§ **What to produce**
Each line that follows is to be retyped exactly.

##########

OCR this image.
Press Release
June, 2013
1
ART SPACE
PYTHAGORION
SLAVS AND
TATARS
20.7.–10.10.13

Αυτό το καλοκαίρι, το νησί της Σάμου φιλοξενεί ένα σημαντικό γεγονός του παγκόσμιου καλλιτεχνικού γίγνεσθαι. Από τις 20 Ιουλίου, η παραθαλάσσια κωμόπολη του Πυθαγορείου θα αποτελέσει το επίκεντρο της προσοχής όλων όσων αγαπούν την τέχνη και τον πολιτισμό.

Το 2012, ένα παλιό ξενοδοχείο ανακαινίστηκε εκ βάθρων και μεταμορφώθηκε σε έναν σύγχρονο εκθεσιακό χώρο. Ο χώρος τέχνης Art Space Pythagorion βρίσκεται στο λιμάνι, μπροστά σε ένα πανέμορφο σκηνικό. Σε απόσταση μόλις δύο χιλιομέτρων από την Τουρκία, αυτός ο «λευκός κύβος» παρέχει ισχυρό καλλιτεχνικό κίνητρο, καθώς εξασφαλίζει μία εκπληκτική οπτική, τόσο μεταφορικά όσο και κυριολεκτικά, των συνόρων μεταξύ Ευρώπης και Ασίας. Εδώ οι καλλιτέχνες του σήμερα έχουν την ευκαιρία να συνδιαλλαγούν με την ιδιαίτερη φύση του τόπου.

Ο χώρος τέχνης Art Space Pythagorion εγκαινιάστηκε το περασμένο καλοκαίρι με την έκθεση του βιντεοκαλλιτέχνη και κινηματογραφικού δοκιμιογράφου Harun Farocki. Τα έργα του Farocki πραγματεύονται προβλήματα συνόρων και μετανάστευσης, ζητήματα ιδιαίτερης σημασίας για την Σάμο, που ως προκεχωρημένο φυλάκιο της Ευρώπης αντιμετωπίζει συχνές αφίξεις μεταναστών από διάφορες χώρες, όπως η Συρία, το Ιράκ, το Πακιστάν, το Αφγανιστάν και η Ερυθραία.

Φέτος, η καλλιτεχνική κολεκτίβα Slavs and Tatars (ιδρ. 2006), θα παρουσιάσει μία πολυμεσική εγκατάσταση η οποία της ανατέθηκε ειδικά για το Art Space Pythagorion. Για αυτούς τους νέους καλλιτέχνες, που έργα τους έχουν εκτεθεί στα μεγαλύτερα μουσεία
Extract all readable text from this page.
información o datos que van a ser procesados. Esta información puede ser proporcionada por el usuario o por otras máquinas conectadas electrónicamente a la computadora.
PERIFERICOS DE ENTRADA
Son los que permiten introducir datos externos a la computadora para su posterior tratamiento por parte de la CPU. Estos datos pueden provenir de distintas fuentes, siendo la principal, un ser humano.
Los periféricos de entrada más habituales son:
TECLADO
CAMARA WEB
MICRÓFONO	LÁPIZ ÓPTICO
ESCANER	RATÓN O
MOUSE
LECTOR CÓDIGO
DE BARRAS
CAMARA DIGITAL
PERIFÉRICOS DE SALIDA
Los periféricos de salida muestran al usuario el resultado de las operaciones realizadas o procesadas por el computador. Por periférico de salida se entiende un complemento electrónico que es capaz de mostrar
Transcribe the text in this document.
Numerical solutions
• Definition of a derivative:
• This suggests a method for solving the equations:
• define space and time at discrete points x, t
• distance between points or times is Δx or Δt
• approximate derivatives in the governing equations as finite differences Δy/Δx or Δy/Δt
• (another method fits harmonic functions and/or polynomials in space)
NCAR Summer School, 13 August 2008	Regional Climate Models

##########

§ **The completed task**
OCR this image.
Press Release
June, 2013
1
ART SPACE
PYTHAGORION
SLAVS AND
TATARS
20.7.–10.10.13

Αυτό το καλοκαίρι, το νησί της Σάμου φιλοξενεί ένα σημαντικό γεγονός του παγκόσμιου καλλιτεχνικού γίγνεσθαι. Από τις 20 Ιουλίου, η παραθαλάσσια κωμόπολη του Πυθαγορείου θα αποτελέσει το επίκεντρο της προσοχής όλων όσων αγαπούν την τέχνη και τον πολιτισμό.

Το 2012, ένα παλιό ξενοδοχείο ανακαινίστηκε εκ βάθρων και μεταμορφώθηκε σε έναν σύγχρονο εκθεσιακό χώρο. Ο χώρος τέχνης Art Space Pythagorion βρίσκεται στο λιμάνι, μπροστά σε ένα πανέμορφο σκηνικό. Σε απόσταση μόλις δύο χιλιομέτρων από την Τουρκία, αυτός ο «λευκός κύβος» παρέχει ισχυρό καλλιτεχνικό κίνητρο, καθώς εξασφαλίζει μία εκπληκτική οπτική, τόσο μεταφορικά όσο και κυριολεκτικά, των συνόρων μεταξύ Ευρώπης και Ασίας. Εδώ οι καλλιτέχνες του σήμερα έχουν την ευκαιρία να συνδιαλλαγούν με την ιδιαίτερη φύση του τόπου.

Ο χώρος τέχνης Art Space Pythagorion εγκαινιάστηκε το περασμένο καλοκαίρι με την έκθεση του βιντεοκαλλιτέχνη και κινηματογραφικού δοκιμιογράφου Harun Farocki. Τα έργα του Farocki πραγματεύονται προβλήματα συνόρων και μετανάστευσης, ζητήματα ιδιαίτερης σημασίας για την Σάμο, που ως προκεχωρημένο φυλάκιο της Ευρώπης αντιμετωπίζει συχνές αφίξεις μεταναστών από διάφορες χώρες, όπως η Συρία, το Ιράκ, το Πακιστάν, το Αφγανιστάν και η Ερυθραία.

Φέτος, η καλλιτεχνική κολεκτίβα Slavs and Tatars (ιδρ. 2006), θα παρουσιάσει μία πολυμεσική εγκατάσταση η οποία της ανατέθηκε ειδικά για το Art Space Pythagorion. Για αυτούς τους νέους καλλιτέχνες, που έργα τους έχουν εκτεθεί στα μεγαλύτερα μουσεία
Extract all readable text from this page.
información o datos que van a ser procesados. Esta información puede ser proporcionada por el usuario o por otras máquinas conectadas electrónicamente a la computadora.
PERIFERICOS DE ENTRADA
Son los que permiten introducir datos externos a la computadora para su posterior tratamiento por parte de la CPU. Estos datos pueden provenir de distintas fuentes, siendo la principal, un ser humano.
Los periféricos de entrada más habituales son:
TECLADO
CAMARA WEB
MICRÓFONO	LÁPIZ ÓPTICO
ESCANER	RATÓN O
MOUSE
LECTOR CÓDIGO
DE BARRAS
CAMARA DIGITAL
PERIFÉRICOS DE SALIDA
Los periféricos de salida muestran al usuario el resultado de las operaciones realizadas o procesadas por el computador. Por periférico de salida se entiende un complemento electrónico que es capaz de mostrar
Transcribe the text in this document.
Numerical solutions
• Definition of a derivative:
• This suggests a method for solving the equations:
• define space and time at discrete points x, t
• distance between points or times is Δx or Δt
• approximate derivatives in the governing equations as finite differences Δy/Δx or Δy/Δt
• (another method fits harmonic functions and/or polynomials in space)
NCAR Summer School, 13 August 2008	Regional Climate Models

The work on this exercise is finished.